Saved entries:
begin

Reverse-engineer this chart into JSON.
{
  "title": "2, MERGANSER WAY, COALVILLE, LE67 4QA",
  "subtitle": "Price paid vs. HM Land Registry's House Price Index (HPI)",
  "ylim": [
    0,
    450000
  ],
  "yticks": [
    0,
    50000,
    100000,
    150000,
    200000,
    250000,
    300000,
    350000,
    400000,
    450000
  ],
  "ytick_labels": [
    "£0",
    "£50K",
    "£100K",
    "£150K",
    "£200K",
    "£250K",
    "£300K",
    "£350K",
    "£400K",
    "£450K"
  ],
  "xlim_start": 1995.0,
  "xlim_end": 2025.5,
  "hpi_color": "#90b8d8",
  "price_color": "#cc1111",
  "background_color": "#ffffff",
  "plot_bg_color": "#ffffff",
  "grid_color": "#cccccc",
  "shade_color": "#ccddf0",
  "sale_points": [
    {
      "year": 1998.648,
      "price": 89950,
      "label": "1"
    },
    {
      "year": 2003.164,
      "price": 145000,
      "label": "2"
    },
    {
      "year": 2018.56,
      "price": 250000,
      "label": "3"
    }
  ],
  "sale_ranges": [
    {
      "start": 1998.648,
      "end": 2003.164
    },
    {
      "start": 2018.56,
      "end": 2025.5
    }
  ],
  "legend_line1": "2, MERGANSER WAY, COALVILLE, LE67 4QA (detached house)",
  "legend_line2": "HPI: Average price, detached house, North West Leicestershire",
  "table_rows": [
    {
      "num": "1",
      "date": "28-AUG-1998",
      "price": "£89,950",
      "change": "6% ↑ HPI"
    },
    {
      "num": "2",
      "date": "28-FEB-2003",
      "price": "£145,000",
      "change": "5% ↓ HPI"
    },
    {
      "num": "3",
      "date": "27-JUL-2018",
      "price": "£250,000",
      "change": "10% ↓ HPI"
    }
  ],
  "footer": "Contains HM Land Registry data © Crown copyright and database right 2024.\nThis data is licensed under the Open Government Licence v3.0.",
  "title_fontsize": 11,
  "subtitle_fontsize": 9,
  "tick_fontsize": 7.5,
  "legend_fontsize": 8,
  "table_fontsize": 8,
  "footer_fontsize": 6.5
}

end

### [Written exercise]
Without omitting anything, output the entries exactly.

### [Problem solution]
Reverse-engineer this chart into JSON.
{
  "title": "2, MERGANSER WAY, COALVILLE, LE67 4QA",
  "subtitle": "Price paid vs. HM Land Registry's House Price Index (HPI)",
  "ylim": [
    0,
    450000
  ],
  "yticks": [
    0,
    50000,
    100000,
    150000,
    200000,
    250000,
    300000,
    350000,
    400000,
    450000
  ],
  "ytick_labels": [
    "£0",
    "£50K",
    "£100K",
    "£150K",
    "£200K",
    "£250K",
    "£300K",
    "£350K",
    "£400K",
    "£450K"
  ],
  "xlim_start": 1995.0,
  "xlim_end": 2025.5,
  "hpi_color": "#90b8d8",
  "price_color": "#cc1111",
  "background_color": "#ffffff",
  "plot_bg_color": "#ffffff",
  "grid_color": "#cccccc",
  "shade_color": "#ccddf0",
  "sale_points": [
    {
      "year": 1998.648,
      "price": 89950,
      "label": "1"
    },
    {
      "year": 2003.164,
      "price": 145000,
      "label": "2"
    },
    {
      "year": 2018.56,
      "price": 250000,
      "label": "3"
    }
  ],
  "sale_ranges": [
    {
      "start": 1998.648,
      "end": 2003.164
    },
    {
      "start": 2018.56,
      "end": 2025.5
    }
  ],
  "legend_line1": "2, MERGANSER WAY, COALVILLE, LE67 4QA (detached house)",
  "legend_line2": "HPI: Average price, detached house, North West Leicestershire",
  "table_rows": [
    {
      "num": "1",
      "date": "28-AUG-1998",
      "price": "£89,950",
      "change": "6% ↑ HPI"
    },
    {
      "num": "2",
      "date": "28-FEB-2003",
      "price": "£145,000",
      "change": "5% ↓ HPI"
    },
    {
      "num": "3",
      "date": "27-JUL-2018",
      "price": "£250,000",
      "change": "10% ↓ HPI"
    }
  ],
  "footer": "Contains HM Land Registry data © Crown copyright and database right 2024.\nThis data is licensed under the Open Government Licence v3.0.",
  "title_fontsize": 11,
  "subtitle_fontsize": 9,
  "tick_fontsize": 7.5,
  "legend_fontsize": 8,
  "table_fontsize": 8,
  "footer_fontsize": 6.5
}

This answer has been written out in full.